RECORDS PROVIDED>
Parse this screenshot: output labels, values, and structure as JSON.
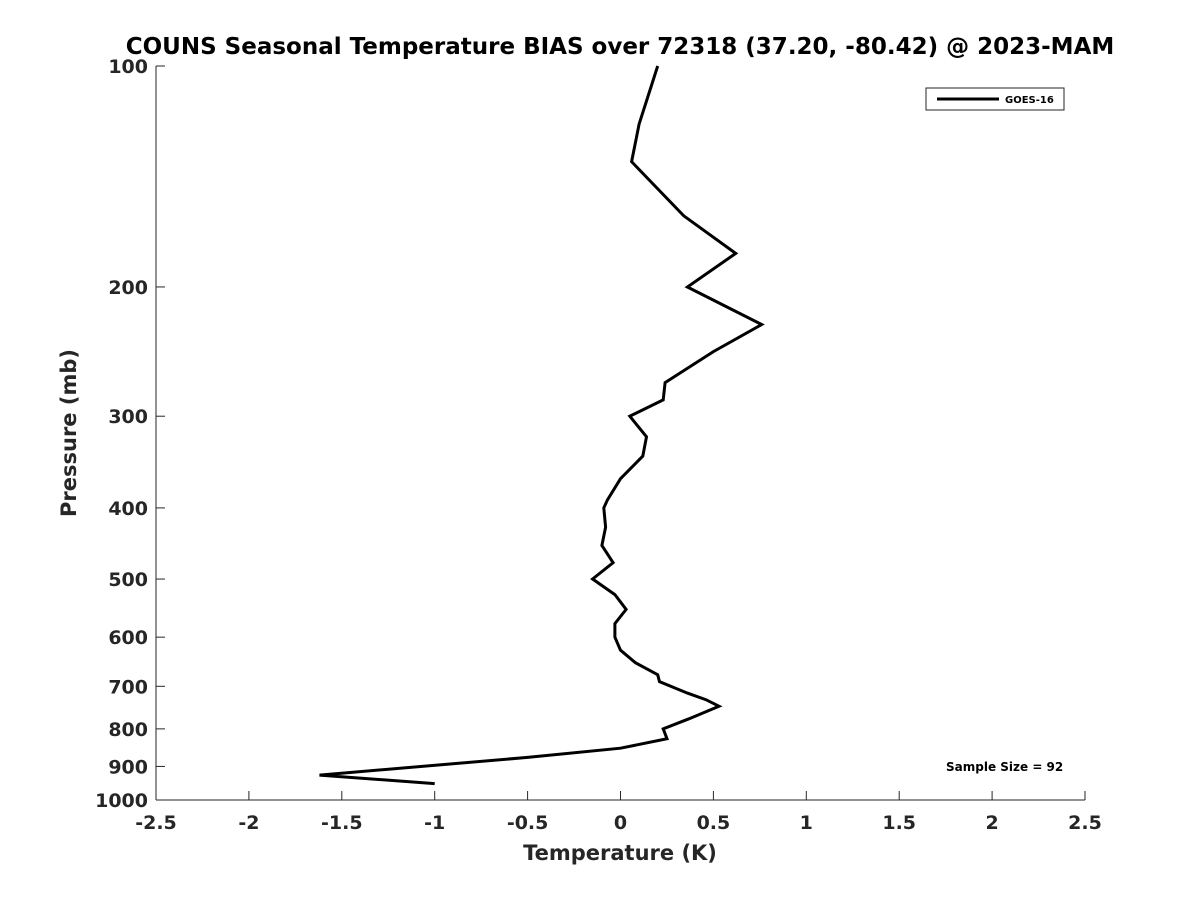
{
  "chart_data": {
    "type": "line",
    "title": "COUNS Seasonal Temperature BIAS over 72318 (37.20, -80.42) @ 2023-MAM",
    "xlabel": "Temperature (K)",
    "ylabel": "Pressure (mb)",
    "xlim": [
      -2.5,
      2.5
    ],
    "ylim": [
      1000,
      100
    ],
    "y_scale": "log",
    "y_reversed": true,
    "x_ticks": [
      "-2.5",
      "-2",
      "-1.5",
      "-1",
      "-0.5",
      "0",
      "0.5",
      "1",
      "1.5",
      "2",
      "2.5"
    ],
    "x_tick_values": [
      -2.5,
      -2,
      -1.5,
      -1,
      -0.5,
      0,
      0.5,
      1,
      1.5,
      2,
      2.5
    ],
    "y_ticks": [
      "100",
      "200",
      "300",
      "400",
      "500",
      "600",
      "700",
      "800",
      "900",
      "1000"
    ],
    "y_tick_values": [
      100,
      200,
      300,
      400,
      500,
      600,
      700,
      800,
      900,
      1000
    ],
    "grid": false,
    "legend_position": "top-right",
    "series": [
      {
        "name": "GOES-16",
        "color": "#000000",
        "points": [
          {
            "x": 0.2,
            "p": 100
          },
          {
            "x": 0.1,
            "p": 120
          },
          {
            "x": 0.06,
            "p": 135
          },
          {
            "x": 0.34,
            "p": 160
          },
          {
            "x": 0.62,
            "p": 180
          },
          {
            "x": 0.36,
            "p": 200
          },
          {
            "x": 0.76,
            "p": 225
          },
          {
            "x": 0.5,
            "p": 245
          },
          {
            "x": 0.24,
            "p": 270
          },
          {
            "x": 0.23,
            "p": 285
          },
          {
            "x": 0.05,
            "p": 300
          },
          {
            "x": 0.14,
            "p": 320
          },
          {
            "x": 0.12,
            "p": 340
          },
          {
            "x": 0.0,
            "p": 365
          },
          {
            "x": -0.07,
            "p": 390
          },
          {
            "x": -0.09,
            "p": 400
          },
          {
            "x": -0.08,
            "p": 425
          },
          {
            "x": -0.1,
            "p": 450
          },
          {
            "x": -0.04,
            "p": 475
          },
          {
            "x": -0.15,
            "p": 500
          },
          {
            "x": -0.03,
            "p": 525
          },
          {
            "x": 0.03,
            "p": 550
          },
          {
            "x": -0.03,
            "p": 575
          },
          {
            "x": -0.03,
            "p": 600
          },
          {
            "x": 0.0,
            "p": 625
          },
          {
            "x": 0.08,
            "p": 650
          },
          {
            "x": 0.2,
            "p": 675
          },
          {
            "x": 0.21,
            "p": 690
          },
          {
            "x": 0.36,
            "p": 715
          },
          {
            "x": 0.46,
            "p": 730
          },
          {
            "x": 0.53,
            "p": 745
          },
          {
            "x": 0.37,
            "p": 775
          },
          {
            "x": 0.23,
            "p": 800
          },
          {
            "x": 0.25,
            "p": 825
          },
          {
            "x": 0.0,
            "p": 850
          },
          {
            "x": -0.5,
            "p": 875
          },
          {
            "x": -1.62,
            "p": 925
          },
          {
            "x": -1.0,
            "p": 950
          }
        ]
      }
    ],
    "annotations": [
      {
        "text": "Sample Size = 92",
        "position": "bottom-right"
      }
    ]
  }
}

WHAT NEEDS TO BE DONE>
Pull out every line in the data above that has the word "right".

COMPLETE RESPONSE>
    "legend_position": "top-right",
        "position": "bottom-right"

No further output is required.